## EXERCISE REQUIREMENTS
Which lines in the material below contain the word "pills"? Copy each of them.

================

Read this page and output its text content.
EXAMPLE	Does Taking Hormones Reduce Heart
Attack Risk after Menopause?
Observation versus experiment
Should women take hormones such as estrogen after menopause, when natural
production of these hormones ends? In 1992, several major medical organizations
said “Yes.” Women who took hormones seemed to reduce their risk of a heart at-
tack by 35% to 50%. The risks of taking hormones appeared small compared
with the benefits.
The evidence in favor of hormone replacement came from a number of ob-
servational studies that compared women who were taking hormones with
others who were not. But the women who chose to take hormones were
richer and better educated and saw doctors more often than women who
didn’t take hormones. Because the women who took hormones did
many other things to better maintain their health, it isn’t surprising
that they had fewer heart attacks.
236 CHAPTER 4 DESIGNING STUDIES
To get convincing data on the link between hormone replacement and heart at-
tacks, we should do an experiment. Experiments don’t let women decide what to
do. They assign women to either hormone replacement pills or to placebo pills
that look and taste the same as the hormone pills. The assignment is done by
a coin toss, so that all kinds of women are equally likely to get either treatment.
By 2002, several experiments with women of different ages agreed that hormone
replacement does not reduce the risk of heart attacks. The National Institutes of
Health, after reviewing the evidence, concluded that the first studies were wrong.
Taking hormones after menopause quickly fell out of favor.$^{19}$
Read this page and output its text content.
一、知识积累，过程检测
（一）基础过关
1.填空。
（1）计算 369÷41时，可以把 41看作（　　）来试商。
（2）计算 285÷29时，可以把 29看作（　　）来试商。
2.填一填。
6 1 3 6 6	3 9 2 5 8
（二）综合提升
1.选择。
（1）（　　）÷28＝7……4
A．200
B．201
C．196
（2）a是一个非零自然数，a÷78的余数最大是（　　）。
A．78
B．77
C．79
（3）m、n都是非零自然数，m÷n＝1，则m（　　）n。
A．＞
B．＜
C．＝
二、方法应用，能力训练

================

## RESPONSE TO THE EXERCISE
do. They assign women to either hormone replacement pills or to placebo pills
that look and taste the same as the hormone pills. The assignment is done by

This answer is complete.